===== Raw records
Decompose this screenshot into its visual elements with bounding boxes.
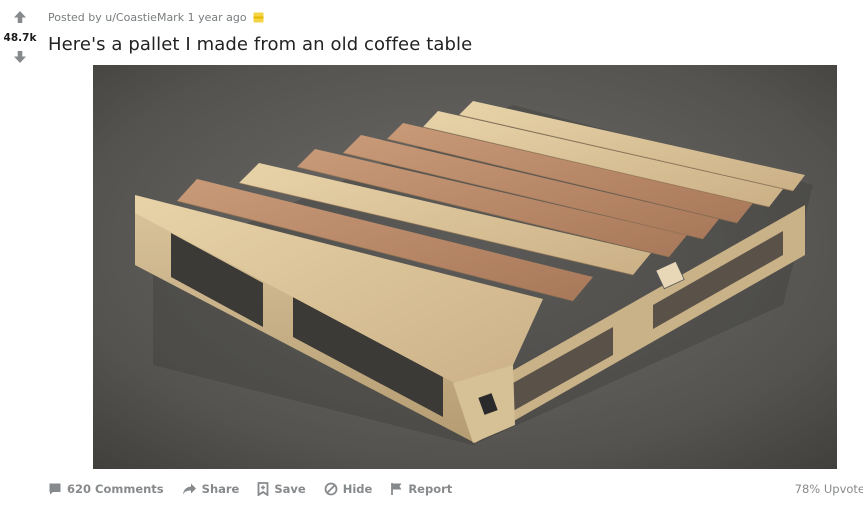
- hide-icon: [324, 482, 338, 496]
- post-actions: 620 Comments Share Save Hide Report: [46, 478, 863, 500]
- share-icon: [182, 483, 196, 495]
- comment-icon: [49, 483, 61, 495]
- post-image[interactable]: [93, 65, 837, 469]
- save-label: Save: [274, 482, 306, 496]
- pallet-photo: [93, 65, 837, 469]
- downvote-button[interactable]: [11, 48, 29, 66]
- award-icon[interactable]: [253, 12, 264, 23]
- share-button[interactable]: Share: [180, 480, 242, 498]
- arrow-up-icon: [14, 11, 26, 23]
- report-button[interactable]: Report: [388, 480, 454, 498]
- save-button[interactable]: Save: [255, 480, 307, 498]
- hide-label: Hide: [342, 482, 373, 496]
- comments-label: 620 Comments: [67, 482, 164, 496]
- report-label: Report: [408, 482, 453, 496]
- post-meta: Posted by u/CoastieMark 1 year ago: [48, 9, 863, 25]
- vote-score: 48.7k: [3, 32, 37, 44]
- upvote-button[interactable]: [11, 8, 29, 26]
- flag-icon: [391, 483, 402, 495]
- comments-button[interactable]: 620 Comments: [46, 480, 166, 498]
- arrow-down-icon: [14, 51, 26, 63]
- bookmark-icon: [257, 482, 269, 496]
- post-meta-text[interactable]: Posted by u/CoastieMark 1 year ago: [48, 11, 247, 24]
- post-title[interactable]: Here's a pallet I made from an old coffe…: [48, 34, 863, 55]
- share-label: Share: [201, 482, 240, 496]
- vote-column: 48.7k: [0, 8, 40, 66]
- post: Posted by u/CoastieMark 1 year ago Here'…: [48, 0, 863, 56]
- hide-button[interactable]: Hide: [322, 480, 375, 498]
- upvote-ratio: 78% Upvote: [794, 482, 863, 496]
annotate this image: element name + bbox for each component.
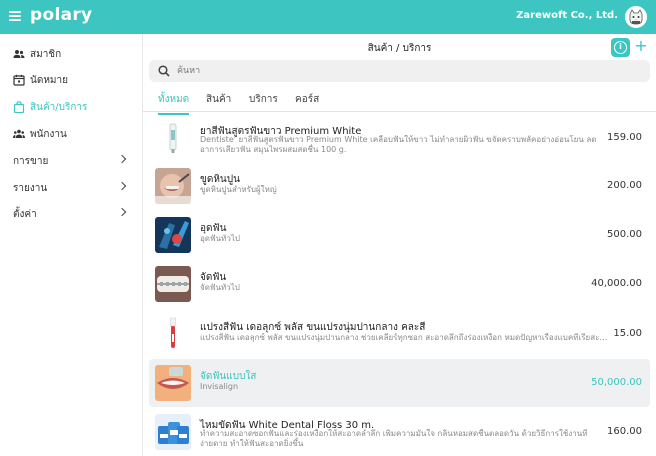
search-input[interactable] — [177, 63, 637, 79]
info-icon: i — [614, 41, 627, 54]
list-item[interactable]: จัดฟันแบบใส Invisalign 50,000.00 — [149, 359, 650, 407]
top-bar: polary Zarewoft Co., Ltd. — [0, 0, 656, 34]
page-title: สินค้า / บริการ — [367, 43, 432, 54]
product-description: อุดฟันทั่วไป — [200, 234, 240, 243]
app-logo[interactable]: polary — [30, 5, 92, 25]
product-thumbnail — [155, 120, 191, 156]
tab-courses[interactable]: คอร์ส — [295, 92, 319, 113]
list-item[interactable]: อุดฟัน อุดฟันทั่วไป 500.00 — [149, 211, 650, 259]
tab-all[interactable]: ทั้งหมด — [158, 92, 190, 115]
sidebar-item-label: สินค้า/บริการ — [30, 101, 88, 113]
cat-avatar-icon — [625, 6, 647, 28]
calendar-icon — [13, 74, 25, 86]
info-button[interactable]: i — [611, 38, 630, 57]
product-list: ยาสีฟันสูตรฟันขาว Premium White Dentiste… — [143, 114, 656, 456]
sidebar-item-staff[interactable]: พนักงาน — [0, 122, 142, 146]
search-icon — [158, 65, 170, 77]
product-price: 50,000.00 — [591, 377, 642, 388]
product-description: Dentiste' ยาสีฟันสูตรฟันขาว Premium Whit… — [200, 135, 597, 154]
product-price: 200.00 — [607, 180, 642, 191]
main-content: สินค้า / บริการ i + ทั้งหมด สินค้า บริกา… — [143, 34, 656, 456]
tab-products[interactable]: สินค้า — [206, 92, 231, 113]
sidebar-item-label: พนักงาน — [30, 128, 67, 140]
chevron-right-icon — [117, 181, 127, 191]
scaling-image-icon — [155, 168, 191, 204]
product-thumbnail — [155, 414, 191, 450]
list-item[interactable]: ยาสีฟันสูตรฟันขาว Premium White Dentiste… — [149, 114, 650, 162]
list-item[interactable]: แปรงสีฟัน เดอลุกซ์ พลัส ขนแปรงนุ่มปานกลา… — [149, 310, 650, 358]
product-price: 15.00 — [613, 328, 642, 339]
toothpaste-image-icon — [155, 120, 191, 156]
list-item[interactable]: ขูดหินปูน ขูดหินปูนสำหรับผู้ใหญ่ 200.00 — [149, 162, 650, 210]
sidebar-group-sales[interactable]: การขาย — [0, 149, 142, 173]
filling-image-icon — [155, 217, 191, 253]
sidebar-item-products-services[interactable]: สินค้า/บริการ — [0, 95, 142, 119]
shopping-bag-icon — [13, 101, 25, 113]
product-thumbnail — [155, 266, 191, 302]
product-price: 160.00 — [607, 426, 642, 437]
aligner-image-icon — [155, 365, 191, 401]
product-price: 159.00 — [607, 132, 642, 143]
product-thumbnail — [155, 316, 191, 352]
members-icon — [13, 48, 25, 60]
list-item[interactable]: จัดฟัน จัดฟันทั่วไป 40,000.00 — [149, 260, 650, 308]
sidebar-item-members[interactable]: สมาชิก — [0, 42, 142, 66]
product-thumbnail — [155, 217, 191, 253]
company-name[interactable]: Zarewoft Co., Ltd. — [516, 10, 618, 21]
hamburger-menu-icon[interactable] — [9, 11, 21, 21]
chevron-right-icon — [117, 154, 127, 164]
product-description: ทำความสะอาดซอกฟันและร่องเหงือกให้สะอาดล้… — [200, 429, 588, 448]
avatar[interactable] — [625, 6, 647, 28]
product-description: แปรงสีฟัน เดอลุกซ์ พลัส ขนแปรงนุ่มปานกลา… — [200, 333, 610, 342]
floss-image-icon — [155, 414, 191, 450]
list-item[interactable]: ไหมขัดฟัน White Dental Floss 30 m. ทำควา… — [149, 408, 650, 456]
add-product-button[interactable]: + — [634, 37, 648, 55]
sidebar-item-label: นัดหมาย — [30, 74, 68, 86]
sidebar-item-label: สมาชิก — [30, 48, 62, 60]
sidebar-group-reports[interactable]: รายงาน — [0, 176, 142, 200]
product-thumbnail — [155, 365, 191, 401]
product-description: ขูดหินปูนสำหรับผู้ใหญ่ — [200, 185, 277, 194]
product-description: จัดฟันทั่วไป — [200, 283, 240, 292]
staff-icon — [13, 128, 25, 140]
tab-services[interactable]: บริการ — [249, 92, 278, 113]
category-tabs: ทั้งหมด สินค้า บริการ คอร์ส — [143, 86, 656, 115]
sidebar-item-appointments[interactable]: นัดหมาย — [0, 68, 142, 92]
sidebar: สมาชิก นัดหมาย สินค้า/บริการ พนักงาน การ… — [0, 34, 143, 456]
chevron-right-icon — [117, 207, 127, 217]
product-price: 500.00 — [607, 229, 642, 240]
product-price: 40,000.00 — [591, 278, 642, 289]
product-description: Invisalign — [200, 382, 239, 391]
sidebar-group-label: รายงาน — [13, 182, 48, 194]
braces-image-icon — [155, 266, 191, 302]
toothbrush-image-icon — [155, 316, 191, 352]
sidebar-group-settings[interactable]: ตั้งค่า — [0, 202, 142, 226]
sidebar-group-label: ตั้งค่า — [13, 208, 37, 220]
search-bar — [149, 60, 650, 82]
sidebar-group-label: การขาย — [13, 155, 49, 167]
product-thumbnail — [155, 168, 191, 204]
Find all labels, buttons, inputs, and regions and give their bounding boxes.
==========
Work instructions
Copy the listing above word for word, every line, and leave out the pictures.

Result of this task
Decompose this screenshot into its visual elements with bounding boxes.
- hide-icon: [324, 482, 338, 496]
- post-actions: 620 Comments Share Save Hide Report: [46, 478, 863, 500]
- share-icon: [182, 483, 196, 495]
- comment-icon: [49, 483, 61, 495]
- post-image[interactable]: [93, 65, 837, 469]
- save-label: Save: [274, 482, 306, 496]
- pallet-photo: [93, 65, 837, 469]
- downvote-button[interactable]: [11, 48, 29, 66]
- award-icon[interactable]: [253, 12, 264, 23]
- share-button[interactable]: Share: [180, 480, 242, 498]
- arrow-up-icon: [14, 11, 26, 23]
- report-button[interactable]: Report: [388, 480, 454, 498]
- save-button[interactable]: Save: [255, 480, 307, 498]
- hide-label: Hide: [342, 482, 373, 496]
- comments-label: 620 Comments: [67, 482, 164, 496]
- report-label: Report: [408, 482, 453, 496]
- post-meta: Posted by u/CoastieMark 1 year ago: [48, 9, 863, 25]
- vote-score: 48.7k: [3, 32, 37, 44]
- upvote-button[interactable]: [11, 8, 29, 26]
- flag-icon: [391, 483, 402, 495]
- comments-button[interactable]: 620 Comments: [46, 480, 166, 498]
- arrow-down-icon: [14, 51, 26, 63]
- bookmark-icon: [257, 482, 269, 496]
- post-meta-text[interactable]: Posted by u/CoastieMark 1 year ago: [48, 11, 247, 24]
- post-title[interactable]: Here's a pallet I made from an old coffe…: [48, 34, 863, 55]
- share-label: Share: [201, 482, 240, 496]
- vote-column: 48.7k: [0, 8, 40, 66]
- post: Posted by u/CoastieMark 1 year ago Here'…: [48, 0, 863, 56]
- hide-button[interactable]: Hide: [322, 480, 375, 498]
- upvote-ratio: 78% Upvote: [794, 482, 863, 496]
annotate this image: element name + bbox for each component.
search-input[interactable] — [177, 63, 637, 79]
info-icon: i — [614, 41, 627, 54]
list-item[interactable]: จัดฟันแบบใส Invisalign 50,000.00 — [149, 359, 650, 407]
top-bar: polary Zarewoft Co., Ltd. — [0, 0, 656, 34]
page-title: สินค้า / บริการ — [367, 43, 432, 54]
product-description: อุดฟันทั่วไป — [200, 234, 240, 243]
app-logo[interactable]: polary — [30, 5, 92, 25]
product-thumbnail — [155, 120, 191, 156]
tab-courses[interactable]: คอร์ส — [295, 92, 319, 113]
list-item[interactable]: อุดฟัน อุดฟันทั่วไป 500.00 — [149, 211, 650, 259]
tab-all[interactable]: ทั้งหมด — [158, 92, 190, 115]
sidebar-item-label: สินค้า/บริการ — [30, 101, 88, 113]
cat-avatar-icon — [625, 6, 647, 28]
calendar-icon — [13, 74, 25, 86]
info-button[interactable]: i — [611, 38, 630, 57]
product-list: ยาสีฟันสูตรฟันขาว Premium White Dentiste… — [143, 114, 656, 456]
sidebar-item-staff[interactable]: พนักงาน — [0, 122, 142, 146]
search-icon — [158, 65, 170, 77]
product-price: 50,000.00 — [591, 377, 642, 388]
product-description: Dentiste' ยาสีฟันสูตรฟันขาว Premium Whit… — [200, 135, 597, 154]
product-price: 200.00 — [607, 180, 642, 191]
main-content: สินค้า / บริการ i + ทั้งหมด สินค้า บริกา… — [143, 34, 656, 456]
tab-products[interactable]: สินค้า — [206, 92, 231, 113]
sidebar-item-label: พนักงาน — [30, 128, 67, 140]
chevron-right-icon — [117, 181, 127, 191]
scaling-image-icon — [155, 168, 191, 204]
product-thumbnail — [155, 414, 191, 450]
list-item[interactable]: ยาสีฟันสูตรฟันขาว Premium White Dentiste… — [149, 114, 650, 162]
list-item[interactable]: แปรงสีฟัน เดอลุกซ์ พลัส ขนแปรงนุ่มปานกลา… — [149, 310, 650, 358]
product-price: 15.00 — [613, 328, 642, 339]
toothpaste-image-icon — [155, 120, 191, 156]
list-item[interactable]: ขูดหินปูน ขูดหินปูนสำหรับผู้ใหญ่ 200.00 — [149, 162, 650, 210]
sidebar-group-sales[interactable]: การขาย — [0, 149, 142, 173]
filling-image-icon — [155, 217, 191, 253]
sidebar-item-products-services[interactable]: สินค้า/บริการ — [0, 95, 142, 119]
shopping-bag-icon — [13, 101, 25, 113]
product-thumbnail — [155, 266, 191, 302]
product-price: 160.00 — [607, 426, 642, 437]
aligner-image-icon — [155, 365, 191, 401]
product-price: 159.00 — [607, 132, 642, 143]
product-thumbnail — [155, 316, 191, 352]
members-icon — [13, 48, 25, 60]
list-item[interactable]: จัดฟัน จัดฟันทั่วไป 40,000.00 — [149, 260, 650, 308]
sidebar-item-members[interactable]: สมาชิก — [0, 42, 142, 66]
product-thumbnail — [155, 217, 191, 253]
company-name[interactable]: Zarewoft Co., Ltd. — [516, 10, 618, 21]
hamburger-menu-icon[interactable] — [9, 11, 21, 21]
chevron-right-icon — [117, 154, 127, 164]
product-description: ทำความสะอาดซอกฟันและร่องเหงือกให้สะอาดล้… — [200, 429, 588, 448]
avatar[interactable] — [625, 6, 647, 28]
product-description: แปรงสีฟัน เดอลุกซ์ พลัส ขนแปรงนุ่มปานกลา… — [200, 333, 610, 342]
floss-image-icon — [155, 414, 191, 450]
list-item[interactable]: ไหมขัดฟัน White Dental Floss 30 m. ทำควา… — [149, 408, 650, 456]
add-product-button[interactable]: + — [634, 37, 648, 55]
sidebar-item-label: นัดหมาย — [30, 74, 68, 86]
sidebar-item-label: สมาชิก — [30, 48, 62, 60]
sidebar-group-reports[interactable]: รายงาน — [0, 176, 142, 200]
product-thumbnail — [155, 365, 191, 401]
product-description: ขูดหินปูนสำหรับผู้ใหญ่ — [200, 185, 277, 194]
product-description: จัดฟันทั่วไป — [200, 283, 240, 292]
staff-icon — [13, 128, 25, 140]
tab-services[interactable]: บริการ — [249, 92, 278, 113]
category-tabs: ทั้งหมด สินค้า บริการ คอร์ส — [143, 86, 656, 115]
sidebar-item-appointments[interactable]: นัดหมาย — [0, 68, 142, 92]
sidebar: สมาชิก นัดหมาย สินค้า/บริการ พนักงาน การ… — [0, 34, 143, 456]
chevron-right-icon — [117, 207, 127, 217]
product-price: 500.00 — [607, 229, 642, 240]
product-price: 40,000.00 — [591, 278, 642, 289]
product-description: Invisalign — [200, 382, 239, 391]
sidebar-group-label: รายงาน — [13, 182, 48, 194]
braces-image-icon — [155, 266, 191, 302]
toothbrush-image-icon — [155, 316, 191, 352]
sidebar-group-settings[interactable]: ตั้งค่า — [0, 202, 142, 226]
sidebar-group-label: ตั้งค่า — [13, 208, 37, 220]
search-bar — [149, 60, 650, 82]
sidebar-group-label: การขาย — [13, 155, 49, 167]
product-thumbnail — [155, 168, 191, 204]
Find all labels, buttons, inputs, and regions and give their bounding boxes.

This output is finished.